— PROBLEM —
Give back the records below exactly, every one, with no pictures.

○ ○ ○ ○ ○

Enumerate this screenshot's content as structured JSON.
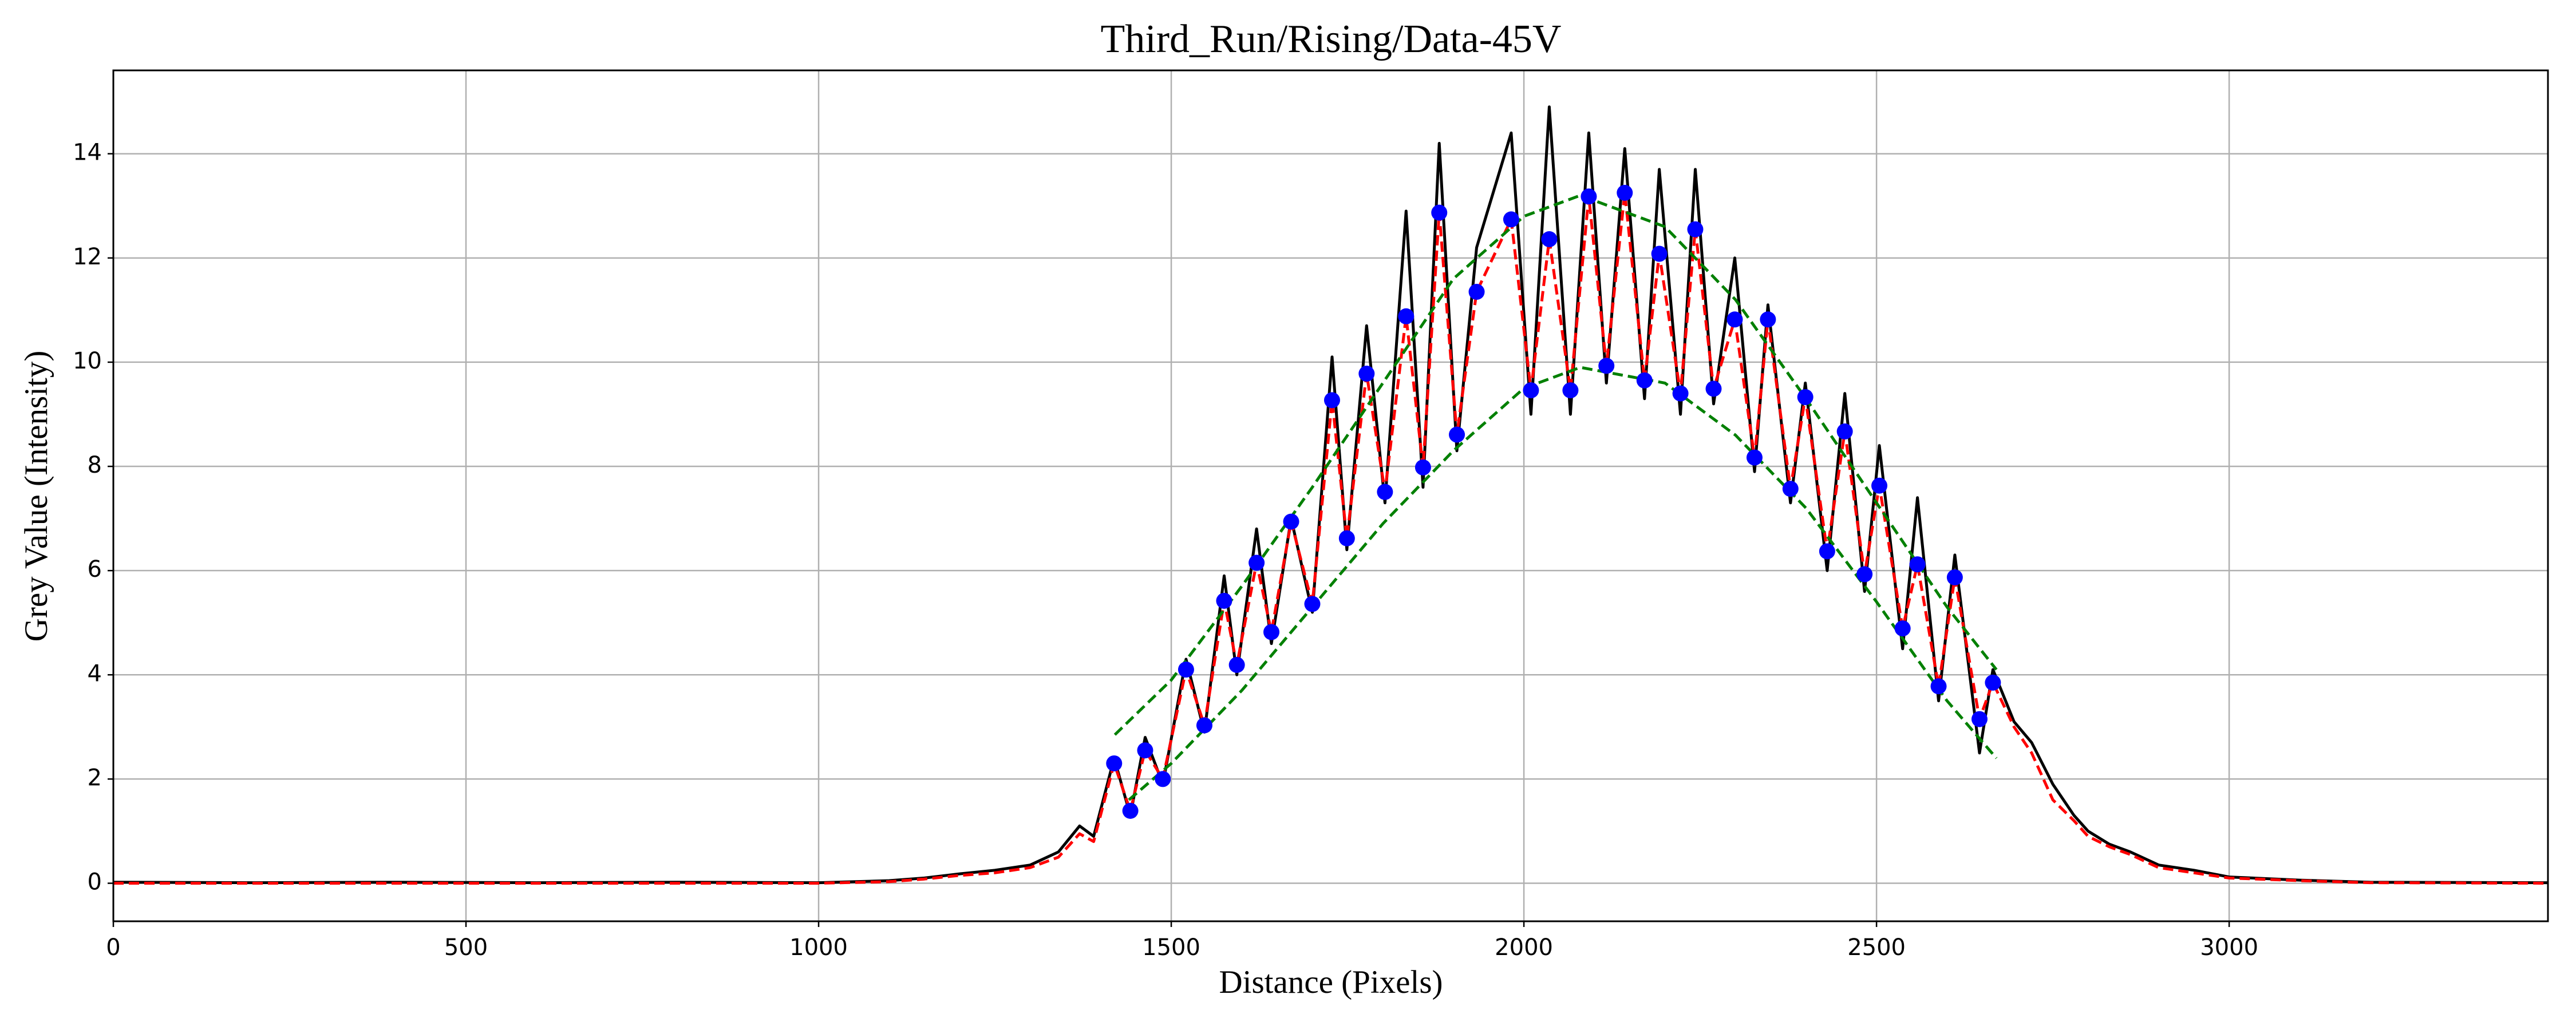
{
  "chart_data": {
    "type": "line",
    "title": "Third_Run/Rising/Data-45V",
    "xlabel": "Distance (Pixels)",
    "ylabel": "Grey Value (Intensity)",
    "xlim": [
      0,
      3452
    ],
    "ylim": [
      -0.73,
      15.6
    ],
    "xticks": [
      0,
      500,
      1000,
      1500,
      2000,
      2500,
      3000
    ],
    "yticks": [
      0,
      2,
      4,
      6,
      8,
      10,
      12,
      14
    ],
    "grid": true,
    "series": [
      {
        "color": "#000000",
        "linestyle": "solid",
        "x": [
          0,
          200,
          400,
          600,
          800,
          1000,
          1100,
          1150,
          1200,
          1250,
          1300,
          1340,
          1370,
          1390,
          1419,
          1442,
          1463,
          1488,
          1521,
          1547,
          1575,
          1593,
          1621,
          1642,
          1670,
          1700,
          1728,
          1749,
          1777,
          1803,
          1833,
          1857,
          1880,
          1905,
          1933,
          1982,
          2010,
          2036,
          2066,
          2092,
          2117,
          2143,
          2171,
          2192,
          2222,
          2243,
          2269,
          2299,
          2327,
          2346,
          2378,
          2399,
          2430,
          2455,
          2483,
          2504,
          2537,
          2558,
          2588,
          2611,
          2646,
          2665,
          2695,
          2720,
          2750,
          2780,
          2800,
          2830,
          2860,
          2900,
          2950,
          3000,
          3100,
          3200,
          3452
        ],
        "values": [
          0.02,
          0.01,
          0.02,
          0.01,
          0.02,
          0.01,
          0.05,
          0.1,
          0.18,
          0.25,
          0.35,
          0.6,
          1.1,
          0.9,
          2.4,
          1.3,
          2.8,
          1.9,
          4.3,
          2.9,
          5.9,
          4.0,
          6.8,
          4.6,
          7.0,
          5.2,
          10.1,
          6.4,
          10.7,
          7.3,
          12.9,
          7.6,
          14.2,
          8.3,
          12.2,
          14.4,
          9.0,
          14.9,
          9.0,
          14.4,
          9.6,
          14.1,
          9.3,
          13.7,
          9.0,
          13.7,
          9.2,
          12.0,
          7.9,
          11.1,
          7.3,
          9.6,
          6.0,
          9.4,
          5.6,
          8.4,
          4.5,
          7.4,
          3.5,
          6.3,
          2.5,
          4.1,
          3.1,
          2.7,
          1.9,
          1.3,
          1.0,
          0.75,
          0.6,
          0.35,
          0.25,
          0.12,
          0.06,
          0.02,
          0.01
        ]
      },
      {
        "color": "#ff0000",
        "linestyle": "dashed",
        "x": [
          0,
          200,
          400,
          600,
          800,
          1000,
          1100,
          1150,
          1200,
          1250,
          1300,
          1340,
          1370,
          1390,
          1419,
          1442,
          1463,
          1488,
          1521,
          1547,
          1575,
          1593,
          1621,
          1642,
          1670,
          1700,
          1728,
          1749,
          1777,
          1803,
          1833,
          1857,
          1880,
          1905,
          1933,
          1982,
          2010,
          2036,
          2066,
          2092,
          2117,
          2143,
          2171,
          2192,
          2222,
          2243,
          2269,
          2299,
          2327,
          2346,
          2378,
          2399,
          2430,
          2455,
          2483,
          2504,
          2537,
          2558,
          2588,
          2611,
          2646,
          2665,
          2695,
          2720,
          2750,
          2780,
          2800,
          2830,
          2860,
          2900,
          2950,
          3000,
          3100,
          3200,
          3452
        ],
        "values": [
          0,
          0,
          0,
          0,
          0,
          0,
          0.03,
          0.08,
          0.15,
          0.2,
          0.3,
          0.5,
          0.95,
          0.8,
          2.3,
          1.39,
          2.55,
          2.0,
          4.1,
          3.03,
          5.42,
          4.19,
          6.15,
          4.82,
          6.94,
          5.36,
          9.27,
          6.62,
          9.78,
          7.51,
          10.88,
          7.98,
          12.87,
          8.61,
          11.35,
          12.74,
          9.46,
          12.36,
          9.46,
          13.18,
          9.93,
          13.25,
          9.65,
          12.08,
          9.4,
          12.55,
          9.49,
          10.82,
          8.17,
          10.82,
          7.57,
          9.33,
          6.37,
          8.67,
          5.93,
          7.63,
          4.89,
          6.12,
          3.78,
          5.87,
          3.15,
          3.85,
          3.0,
          2.5,
          1.6,
          1.2,
          0.9,
          0.7,
          0.55,
          0.3,
          0.2,
          0.1,
          0.05,
          0.01,
          0
        ]
      },
      {
        "color": "#008000",
        "linestyle": "dashed",
        "x": [
          1420,
          1500,
          1600,
          1700,
          1800,
          1900,
          2000,
          2080,
          2200,
          2300,
          2400,
          2500,
          2600,
          2670
        ],
        "values": [
          2.85,
          3.9,
          5.7,
          7.6,
          9.6,
          11.6,
          12.8,
          13.2,
          12.6,
          11.2,
          9.3,
          7.3,
          5.3,
          4.1
        ]
      },
      {
        "color": "#008000",
        "linestyle": "dashed",
        "x": [
          1440,
          1500,
          1600,
          1700,
          1800,
          1900,
          2000,
          2080,
          2200,
          2300,
          2400,
          2500,
          2600,
          2670
        ],
        "values": [
          1.6,
          2.3,
          3.7,
          5.3,
          6.9,
          8.3,
          9.5,
          9.9,
          9.6,
          8.6,
          7.2,
          5.4,
          3.5,
          2.4
        ]
      },
      {
        "color": "#0000ff",
        "linestyle": "none",
        "marker": "o",
        "x": [
          1419,
          1442,
          1463,
          1488,
          1521,
          1547,
          1575,
          1593,
          1621,
          1642,
          1670,
          1700,
          1728,
          1749,
          1777,
          1803,
          1833,
          1857,
          1880,
          1905,
          1933,
          1982,
          2010,
          2036,
          2066,
          2092,
          2117,
          2143,
          2171,
          2192,
          2222,
          2243,
          2269,
          2299,
          2327,
          2346,
          2378,
          2399,
          2430,
          2455,
          2483,
          2504,
          2537,
          2558,
          2588,
          2611,
          2646,
          2665
        ],
        "values": [
          2.3,
          1.39,
          2.55,
          2.0,
          4.1,
          3.03,
          5.42,
          4.19,
          6.15,
          4.82,
          6.94,
          5.36,
          9.27,
          6.62,
          9.78,
          7.51,
          10.88,
          7.98,
          12.87,
          8.61,
          11.35,
          12.74,
          9.46,
          12.36,
          9.46,
          13.18,
          9.93,
          13.25,
          9.65,
          12.08,
          9.4,
          12.55,
          9.49,
          10.82,
          8.17,
          10.82,
          7.57,
          9.33,
          6.37,
          8.67,
          5.93,
          7.63,
          4.89,
          6.12,
          3.78,
          5.87,
          3.15,
          3.85
        ]
      }
    ]
  }
}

○ ○ ○ ○ ○

— THE REPLY —
Enumerate this screenshot's content as structured JSON.
{
  "chart_data": {
    "type": "line",
    "title": "Third_Run/Rising/Data-45V",
    "xlabel": "Distance (Pixels)",
    "ylabel": "Grey Value (Intensity)",
    "xlim": [
      0,
      3452
    ],
    "ylim": [
      -0.73,
      15.6
    ],
    "xticks": [
      0,
      500,
      1000,
      1500,
      2000,
      2500,
      3000
    ],
    "yticks": [
      0,
      2,
      4,
      6,
      8,
      10,
      12,
      14
    ],
    "grid": true,
    "series": [
      {
        "color": "#000000",
        "linestyle": "solid",
        "x": [
          0,
          200,
          400,
          600,
          800,
          1000,
          1100,
          1150,
          1200,
          1250,
          1300,
          1340,
          1370,
          1390,
          1419,
          1442,
          1463,
          1488,
          1521,
          1547,
          1575,
          1593,
          1621,
          1642,
          1670,
          1700,
          1728,
          1749,
          1777,
          1803,
          1833,
          1857,
          1880,
          1905,
          1933,
          1982,
          2010,
          2036,
          2066,
          2092,
          2117,
          2143,
          2171,
          2192,
          2222,
          2243,
          2269,
          2299,
          2327,
          2346,
          2378,
          2399,
          2430,
          2455,
          2483,
          2504,
          2537,
          2558,
          2588,
          2611,
          2646,
          2665,
          2695,
          2720,
          2750,
          2780,
          2800,
          2830,
          2860,
          2900,
          2950,
          3000,
          3100,
          3200,
          3452
        ],
        "values": [
          0.02,
          0.01,
          0.02,
          0.01,
          0.02,
          0.01,
          0.05,
          0.1,
          0.18,
          0.25,
          0.35,
          0.6,
          1.1,
          0.9,
          2.4,
          1.3,
          2.8,
          1.9,
          4.3,
          2.9,
          5.9,
          4.0,
          6.8,
          4.6,
          7.0,
          5.2,
          10.1,
          6.4,
          10.7,
          7.3,
          12.9,
          7.6,
          14.2,
          8.3,
          12.2,
          14.4,
          9.0,
          14.9,
          9.0,
          14.4,
          9.6,
          14.1,
          9.3,
          13.7,
          9.0,
          13.7,
          9.2,
          12.0,
          7.9,
          11.1,
          7.3,
          9.6,
          6.0,
          9.4,
          5.6,
          8.4,
          4.5,
          7.4,
          3.5,
          6.3,
          2.5,
          4.1,
          3.1,
          2.7,
          1.9,
          1.3,
          1.0,
          0.75,
          0.6,
          0.35,
          0.25,
          0.12,
          0.06,
          0.02,
          0.01
        ]
      },
      {
        "color": "#ff0000",
        "linestyle": "dashed",
        "x": [
          0,
          200,
          400,
          600,
          800,
          1000,
          1100,
          1150,
          1200,
          1250,
          1300,
          1340,
          1370,
          1390,
          1419,
          1442,
          1463,
          1488,
          1521,
          1547,
          1575,
          1593,
          1621,
          1642,
          1670,
          1700,
          1728,
          1749,
          1777,
          1803,
          1833,
          1857,
          1880,
          1905,
          1933,
          1982,
          2010,
          2036,
          2066,
          2092,
          2117,
          2143,
          2171,
          2192,
          2222,
          2243,
          2269,
          2299,
          2327,
          2346,
          2378,
          2399,
          2430,
          2455,
          2483,
          2504,
          2537,
          2558,
          2588,
          2611,
          2646,
          2665,
          2695,
          2720,
          2750,
          2780,
          2800,
          2830,
          2860,
          2900,
          2950,
          3000,
          3100,
          3200,
          3452
        ],
        "values": [
          0,
          0,
          0,
          0,
          0,
          0,
          0.03,
          0.08,
          0.15,
          0.2,
          0.3,
          0.5,
          0.95,
          0.8,
          2.3,
          1.39,
          2.55,
          2.0,
          4.1,
          3.03,
          5.42,
          4.19,
          6.15,
          4.82,
          6.94,
          5.36,
          9.27,
          6.62,
          9.78,
          7.51,
          10.88,
          7.98,
          12.87,
          8.61,
          11.35,
          12.74,
          9.46,
          12.36,
          9.46,
          13.18,
          9.93,
          13.25,
          9.65,
          12.08,
          9.4,
          12.55,
          9.49,
          10.82,
          8.17,
          10.82,
          7.57,
          9.33,
          6.37,
          8.67,
          5.93,
          7.63,
          4.89,
          6.12,
          3.78,
          5.87,
          3.15,
          3.85,
          3.0,
          2.5,
          1.6,
          1.2,
          0.9,
          0.7,
          0.55,
          0.3,
          0.2,
          0.1,
          0.05,
          0.01,
          0
        ]
      },
      {
        "color": "#008000",
        "linestyle": "dashed",
        "x": [
          1420,
          1500,
          1600,
          1700,
          1800,
          1900,
          2000,
          2080,
          2200,
          2300,
          2400,
          2500,
          2600,
          2670
        ],
        "values": [
          2.85,
          3.9,
          5.7,
          7.6,
          9.6,
          11.6,
          12.8,
          13.2,
          12.6,
          11.2,
          9.3,
          7.3,
          5.3,
          4.1
        ]
      },
      {
        "color": "#008000",
        "linestyle": "dashed",
        "x": [
          1440,
          1500,
          1600,
          1700,
          1800,
          1900,
          2000,
          2080,
          2200,
          2300,
          2400,
          2500,
          2600,
          2670
        ],
        "values": [
          1.6,
          2.3,
          3.7,
          5.3,
          6.9,
          8.3,
          9.5,
          9.9,
          9.6,
          8.6,
          7.2,
          5.4,
          3.5,
          2.4
        ]
      },
      {
        "color": "#0000ff",
        "linestyle": "none",
        "marker": "o",
        "x": [
          1419,
          1442,
          1463,
          1488,
          1521,
          1547,
          1575,
          1593,
          1621,
          1642,
          1670,
          1700,
          1728,
          1749,
          1777,
          1803,
          1833,
          1857,
          1880,
          1905,
          1933,
          1982,
          2010,
          2036,
          2066,
          2092,
          2117,
          2143,
          2171,
          2192,
          2222,
          2243,
          2269,
          2299,
          2327,
          2346,
          2378,
          2399,
          2430,
          2455,
          2483,
          2504,
          2537,
          2558,
          2588,
          2611,
          2646,
          2665
        ],
        "values": [
          2.3,
          1.39,
          2.55,
          2.0,
          4.1,
          3.03,
          5.42,
          4.19,
          6.15,
          4.82,
          6.94,
          5.36,
          9.27,
          6.62,
          9.78,
          7.51,
          10.88,
          7.98,
          12.87,
          8.61,
          11.35,
          12.74,
          9.46,
          12.36,
          9.46,
          13.18,
          9.93,
          13.25,
          9.65,
          12.08,
          9.4,
          12.55,
          9.49,
          10.82,
          8.17,
          10.82,
          7.57,
          9.33,
          6.37,
          8.67,
          5.93,
          7.63,
          4.89,
          6.12,
          3.78,
          5.87,
          3.15,
          3.85
        ]
      }
    ]
  }
}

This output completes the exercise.